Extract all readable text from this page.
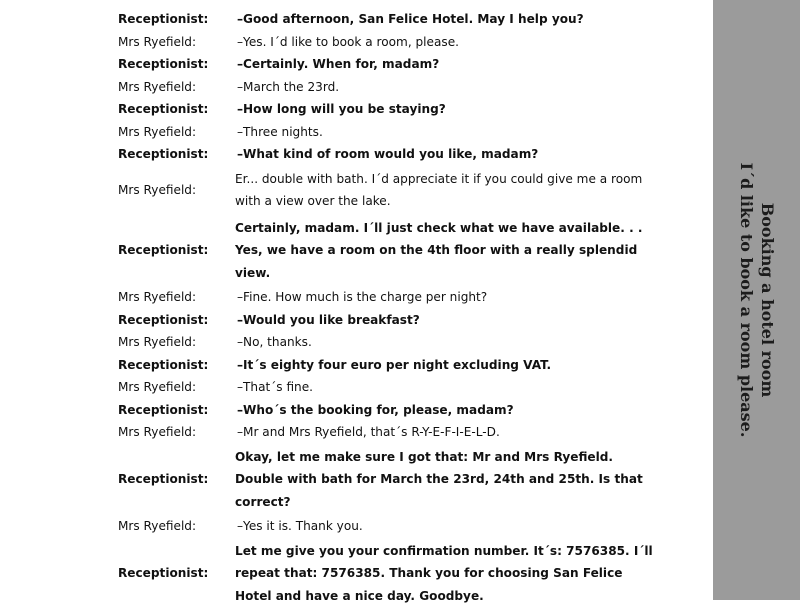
Receptionist:	–Good afternoon, San Felice Hotel. May I help you?
Mrs Ryefield:	–Yes. I´d like to book a room, please.
Receptionist:	–Certainly. When for, madam?
Mrs Ryefield:	–March the 23rd.
Receptionist:	–How long will you be staying?
Mrs Ryefield:	–Three nights.
Receptionist:	–What kind of room would you like, madam?
Mrs Ryefield:	Er... double with bath. I´d appreciate it if you could give me a room with a view over the lake.
Receptionist:	Certainly, madam. I´ll just check what we have available. . . Yes, we have a room on the 4th floor with a really splendid view.
Mrs Ryefield:	–Fine. How much is the charge per night?
Receptionist:	–Would you like breakfast?
Mrs Ryefield:	–No, thanks.
Receptionist:	–It´s eighty four euro per night excluding VAT.
Mrs Ryefield:	–That´s fine.
Receptionist:	–Who´s the booking for, please, madam?
Mrs Ryefield:	–Mr and Mrs Ryefield, that´s R-Y-E-F-I-E-L-D.
Receptionist:	Okay, let me make sure I got that: Mr and Mrs Ryefield. Double with bath for March the 23rd, 24th and 25th. Is that correct?
Mrs Ryefield:	–Yes it is. Thank you.
Receptionist:	Let me give you your confirmation number. It´s: 7576385. I´ll repeat that: 7576385. Thank you for choosing San Felice Hotel and have a nice day. Goodbye.
Booking a hotel room
I´d like to book a room please.
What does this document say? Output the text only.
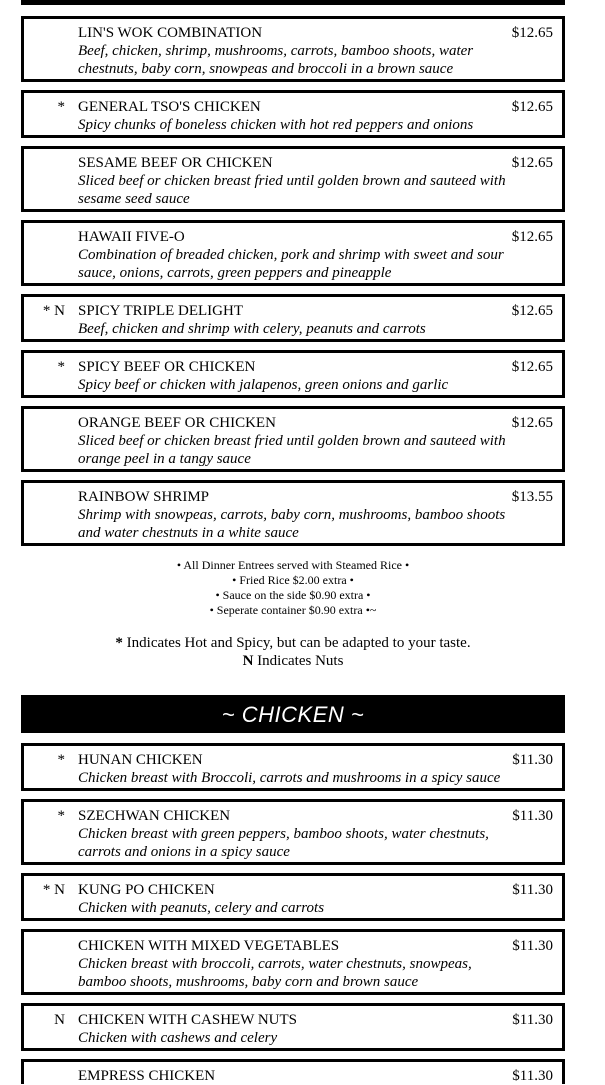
LIN'S WOK COMBINATION	$12.65
Beef, chicken, shrimp, mushrooms, carrots, bamboo shoots, water chestnuts, baby corn, snowpeas and broccoli in a brown sauce
* GENERAL TSO'S CHICKEN	$12.65
Spicy chunks of boneless chicken with hot red peppers and onions
SESAME BEEF OR CHICKEN	$12.65
Sliced beef or chicken breast fried until golden brown and sauteed with sesame seed sauce
HAWAII FIVE-O	$12.65
Combination of breaded chicken, pork and shrimp with sweet and sour sauce, onions, carrots, green peppers and pineapple
* N SPICY TRIPLE DELIGHT	$12.65
Beef, chicken and shrimp with celery, peanuts and carrots
* SPICY BEEF OR CHICKEN	$12.65
Spicy beef or chicken with jalapenos, green onions and garlic
ORANGE BEEF OR CHICKEN	$12.65
Sliced beef or chicken breast fried until golden brown and sauteed with orange peel in a tangy sauce
RAINBOW SHRIMP	$13.55
Shrimp with snowpeas, carrots, baby corn, mushrooms, bamboo shoots and water chestnuts in a white sauce
• All Dinner Entrees served with Steamed Rice •
• Fried Rice $2.00 extra •
• Sauce on the side $0.90 extra •
• Seperate container $0.90 extra •~
* Indicates Hot and Spicy, but can be adapted to your taste.
N Indicates Nuts
~ CHICKEN ~
* HUNAN CHICKEN	$11.30
Chicken breast with Broccoli, carrots and mushrooms in a spicy sauce
* SZECHWAN CHICKEN	$11.30
Chicken breast with green peppers, bamboo shoots, water chestnuts, carrots and onions in a spicy sauce
* N KUNG PO CHICKEN	$11.30
Chicken with peanuts, celery and carrots
CHICKEN WITH MIXED VEGETABLES	$11.30
Chicken breast with broccoli, carrots, water chestnuts, snowpeas, bamboo shoots, mushrooms, baby corn and brown sauce
N CHICKEN WITH CASHEW NUTS	$11.30
Chicken with cashews and celery
EMPRESS CHICKEN	$11.30
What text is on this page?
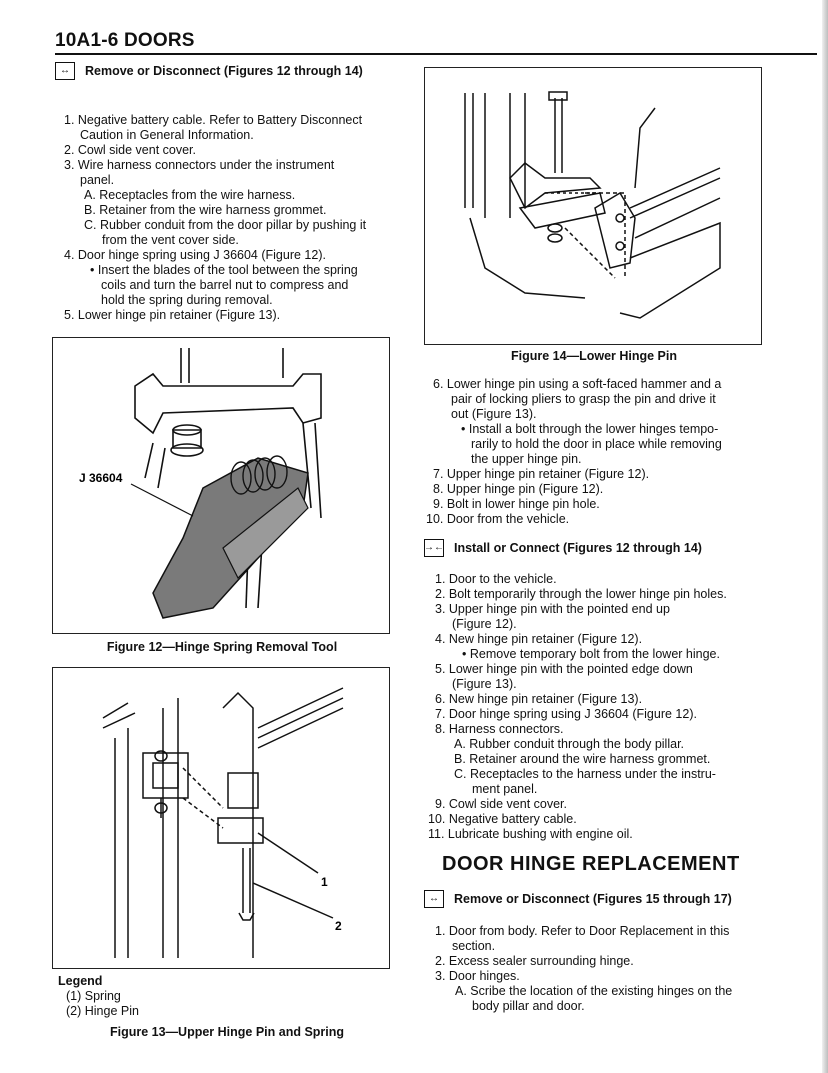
10A1-6 DOORS
↔	Remove or Disconnect (Figures 12 through 14)
1. Negative battery cable. Refer to Battery Disconnect
Caution in General Information.
2. Cowl side vent cover.
3. Wire harness connectors under the instrument
panel.
A. Receptacles from the wire harness.
B. Retainer from the wire harness grommet.
C. Rubber conduit from the door pillar by pushing it
from the vent cover side.
4. Door hinge spring using J 36604 (Figure 12).
• Insert the blades of the tool between the spring
coils and turn the barrel nut to compress and
hold the spring during removal.
5. Lower hinge pin retainer (Figure 13).
J 36604
Figure 12—Hinge Spring Removal Tool
1
2
Legend
(1) Spring
(2) Hinge Pin
Figure 13—Upper Hinge Pin and Spring
Figure 14—Lower Hinge Pin
6. Lower hinge pin using a soft-faced hammer and a
pair of locking pliers to grasp the pin and drive it
out (Figure 13).
• Install a bolt through the lower hinges tempo-
rarily to hold the door in place while removing
the upper hinge pin.
7. Upper hinge pin retainer (Figure 12).
8. Upper hinge pin (Figure 12).
9. Bolt in lower hinge pin hole.
10. Door from the vehicle.
→← Install or Connect (Figures 12 through 14)
1. Door to the vehicle.
2. Bolt temporarily through the lower hinge pin holes.
3. Upper hinge pin with the pointed end up
(Figure 12).
4. New hinge pin retainer (Figure 12).
• Remove temporary bolt from the lower hinge.
5. Lower hinge pin with the pointed edge down
(Figure 13).
6. New hinge pin retainer (Figure 13).
7. Door hinge spring using J 36604 (Figure 12).
8. Harness connectors.
A. Rubber conduit through the body pillar.
B. Retainer around the wire harness grommet.
C. Receptacles to the harness under the instru-
ment panel.
9. Cowl side vent cover.
10. Negative battery cable.
11. Lubricate bushing with engine oil.
DOOR HINGE REPLACEMENT
↔	Remove or Disconnect (Figures 15 through 17)
1. Door from body. Refer to Door Replacement in this
section.
2. Excess sealer surrounding hinge.
3. Door hinges.
A. Scribe the location of the existing hinges on the
body pillar and door.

## Written exercise
Copy all lines in the listing above where the string "hold" appears.

## Complete answer
hold the spring during removal.
rarily to hold the door in place while removing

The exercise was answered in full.